====== The records ======

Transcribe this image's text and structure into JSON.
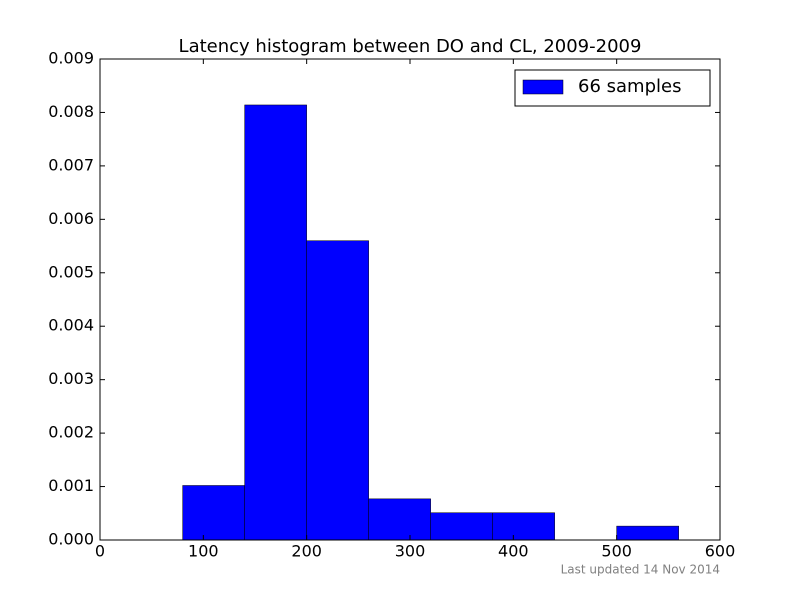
{
  "chart_data": {
    "type": "histogram",
    "title": "Latency histogram between DO and CL, 2009-2009",
    "bins": [
      80,
      140,
      200,
      260,
      320,
      380,
      440,
      500,
      560
    ],
    "series": [
      {
        "name": "66 samples",
        "color": "#0000ff",
        "values": [
          0.00102,
          0.00814,
          0.0056,
          0.00077,
          0.00051,
          0.00051,
          0,
          0.00026
        ]
      }
    ],
    "xlim": [
      0,
      600
    ],
    "xticks": [
      0,
      100,
      200,
      300,
      400,
      500,
      600
    ],
    "ylim": [
      0,
      0.009
    ],
    "yticks": [
      {
        "value": 0,
        "label": "0.000"
      },
      {
        "value": 0.001,
        "label": "0.001"
      },
      {
        "value": 0.002,
        "label": "0.002"
      },
      {
        "value": 0.003,
        "label": "0.003"
      },
      {
        "value": 0.004,
        "label": "0.004"
      },
      {
        "value": 0.005,
        "label": "0.005"
      },
      {
        "value": 0.006,
        "label": "0.006"
      },
      {
        "value": 0.007,
        "label": "0.007"
      },
      {
        "value": 0.008,
        "label": "0.008"
      },
      {
        "value": 0.009,
        "label": "0.009"
      }
    ],
    "legend": "upper right",
    "footnote": "Last updated 14 Nov 2014"
  }
}
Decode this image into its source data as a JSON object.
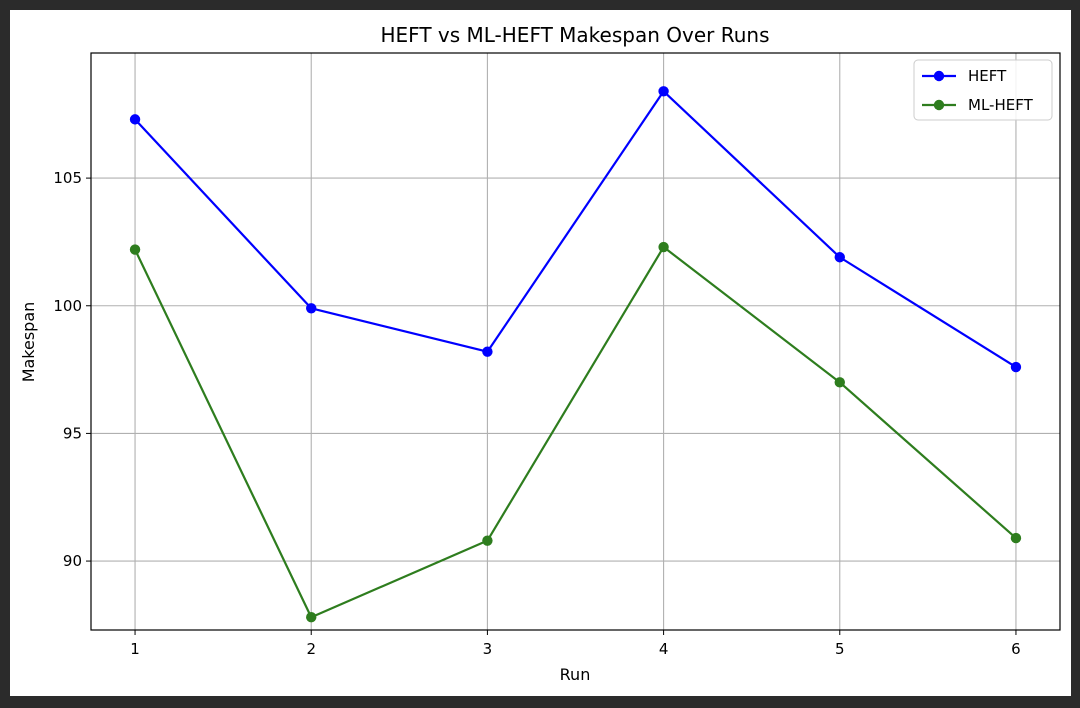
{
  "chart_data": {
    "type": "line",
    "title": "HEFT vs ML-HEFT Makespan Over Runs",
    "xlabel": "Run",
    "ylabel": "Makespan",
    "x": [
      1,
      2,
      3,
      4,
      5,
      6
    ],
    "xlim": [
      0.75,
      6.25
    ],
    "ylim": [
      87.3,
      109.9
    ],
    "x_ticks": [
      1,
      2,
      3,
      4,
      5,
      6
    ],
    "y_ticks": [
      90,
      95,
      100,
      105
    ],
    "grid": true,
    "legend_position": "top-right",
    "series": [
      {
        "name": "HEFT",
        "color": "#0000ff",
        "marker": "circle",
        "values": [
          107.3,
          99.9,
          98.2,
          108.4,
          101.9,
          97.6
        ]
      },
      {
        "name": "ML-HEFT",
        "color": "#2e7d1e",
        "marker": "circle",
        "values": [
          102.2,
          87.8,
          90.8,
          102.3,
          97.0,
          90.9
        ]
      }
    ]
  }
}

======

**Task goal:** Do not include the images; transcribe the rest of the listing exactly.

**Output for this exercise:**
Transcribe this image's text and structure into JSON.
{
  "chart_data": {
    "type": "histogram",
    "title": "Latency histogram between DO and CL, 2009-2009",
    "bins": [
      80,
      140,
      200,
      260,
      320,
      380,
      440,
      500,
      560
    ],
    "series": [
      {
        "name": "66 samples",
        "color": "#0000ff",
        "values": [
          0.00102,
          0.00814,
          0.0056,
          0.00077,
          0.00051,
          0.00051,
          0,
          0.00026
        ]
      }
    ],
    "xlim": [
      0,
      600
    ],
    "xticks": [
      0,
      100,
      200,
      300,
      400,
      500,
      600
    ],
    "ylim": [
      0,
      0.009
    ],
    "yticks": [
      {
        "value": 0,
        "label": "0.000"
      },
      {
        "value": 0.001,
        "label": "0.001"
      },
      {
        "value": 0.002,
        "label": "0.002"
      },
      {
        "value": 0.003,
        "label": "0.003"
      },
      {
        "value": 0.004,
        "label": "0.004"
      },
      {
        "value": 0.005,
        "label": "0.005"
      },
      {
        "value": 0.006,
        "label": "0.006"
      },
      {
        "value": 0.007,
        "label": "0.007"
      },
      {
        "value": 0.008,
        "label": "0.008"
      },
      {
        "value": 0.009,
        "label": "0.009"
      }
    ],
    "legend": "upper right",
    "footnote": "Last updated 14 Nov 2014"
  }
}
Decode this image into its source data as a JSON object.
{
  "chart_data": {
    "type": "line",
    "title": "HEFT vs ML-HEFT Makespan Over Runs",
    "xlabel": "Run",
    "ylabel": "Makespan",
    "x": [
      1,
      2,
      3,
      4,
      5,
      6
    ],
    "xlim": [
      0.75,
      6.25
    ],
    "ylim": [
      87.3,
      109.9
    ],
    "x_ticks": [
      1,
      2,
      3,
      4,
      5,
      6
    ],
    "y_ticks": [
      90,
      95,
      100,
      105
    ],
    "grid": true,
    "legend_position": "top-right",
    "series": [
      {
        "name": "HEFT",
        "color": "#0000ff",
        "marker": "circle",
        "values": [
          107.3,
          99.9,
          98.2,
          108.4,
          101.9,
          97.6
        ]
      },
      {
        "name": "ML-HEFT",
        "color": "#2e7d1e",
        "marker": "circle",
        "values": [
          102.2,
          87.8,
          90.8,
          102.3,
          97.0,
          90.9
        ]
      }
    ]
  }
}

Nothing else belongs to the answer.